# Task brief
What you return should match every record exactly, with the images removed.

# start of Data supplied

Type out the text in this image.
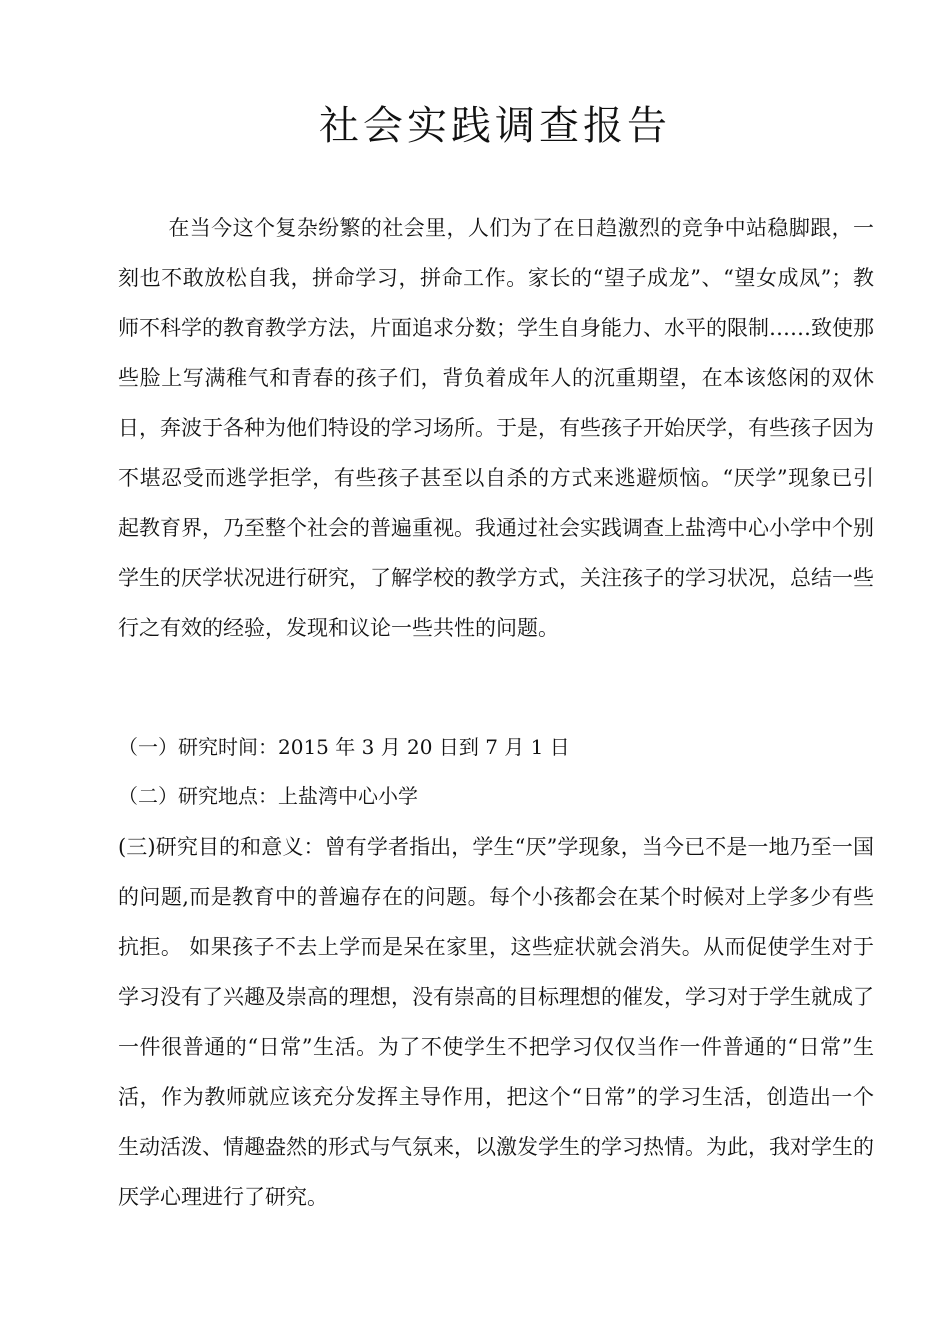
社会实践调查报告

在当今这个复杂纷繁的社会里，人们为了在日趋激烈的竞争中站稳脚跟，一刻也不敢放松自我，拼命学习，拼命工作。家长的“望子成龙”、“望女成凤”；教师不科学的教育教学方法，片面追求分数；学生自身能力、水平的限制……致使那些脸上写满稚气和青春的孩子们，背负着成年人的沉重期望，在本该悠闲的双休日，奔波于各种为他们特设的学习场所。于是，有些孩子开始厌学，有些孩子因为不堪忍受而逃学拒学，有些孩子甚至以自杀的方式来逃避烦恼。“厌学”现象已引起教育界，乃至整个社会的普遍重视。我通过社会实践调查上盐湾中心小学中个别学生的厌学状况进行研究，了解学校的教学方式，关注孩子的学习状况，总结一些行之有效的经验，发现和议论一些共性的问题。

（一）研究时间：2015 年 3 月 20 日到 7 月 1 日

（二）研究地点：上盐湾中心小学

(三)研究目的和意义：曾有学者指出，学生“厌”学现象，当今已不是一地乃至一国的问题,而是教育中的普遍存在的问题。每个小孩都会在某个时候对上学多少有些抗拒。 如果孩子不去上学而是呆在家里，这些症状就会消失。从而促使学生对于学习没有了兴趣及崇高的理想，没有崇高的目标理想的催发，学习对于学生就成了一件很普通的“日常”生活。为了不使学生不把学习仅仅当作一件普通的“日常”生活，作为教师就应该充分发挥主导作用，把这个“日常”的学习生活，创造出一个生动活泼、情趣盎然的形式与气氛来，以激发学生的学习热情。为此，我对学生的厌学心理进行了研究。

# end of Data supplied

# Worked answer
Type out the text in this image.
社会实践调查报告

在当今这个复杂纷繁的社会里，人们为了在日趋激烈的竞争中站稳脚跟，一刻也不敢放松自我，拼命学习，拼命工作。家长的“望子成龙”、“望女成凤”；教师不科学的教育教学方法，片面追求分数；学生自身能力、水平的限制……致使那些脸上写满稚气和青春的孩子们，背负着成年人的沉重期望，在本该悠闲的双休日，奔波于各种为他们特设的学习场所。于是，有些孩子开始厌学，有些孩子因为不堪忍受而逃学拒学，有些孩子甚至以自杀的方式来逃避烦恼。“厌学”现象已引起教育界，乃至整个社会的普遍重视。我通过社会实践调查上盐湾中心小学中个别学生的厌学状况进行研究，了解学校的教学方式，关注孩子的学习状况，总结一些行之有效的经验，发现和议论一些共性的问题。

（一）研究时间：2015 年 3 月 20 日到 7 月 1 日

（二）研究地点：上盐湾中心小学

(三)研究目的和意义：曾有学者指出，学生“厌”学现象，当今已不是一地乃至一国的问题,而是教育中的普遍存在的问题。每个小孩都会在某个时候对上学多少有些抗拒。 如果孩子不去上学而是呆在家里，这些症状就会消失。从而促使学生对于学习没有了兴趣及崇高的理想，没有崇高的目标理想的催发，学习对于学生就成了一件很普通的“日常”生活。为了不使学生不把学习仅仅当作一件普通的“日常”生活，作为教师就应该充分发挥主导作用，把这个“日常”的学习生活，创造出一个生动活泼、情趣盎然的形式与气氛来，以激发学生的学习热情。为此，我对学生的厌学心理进行了研究。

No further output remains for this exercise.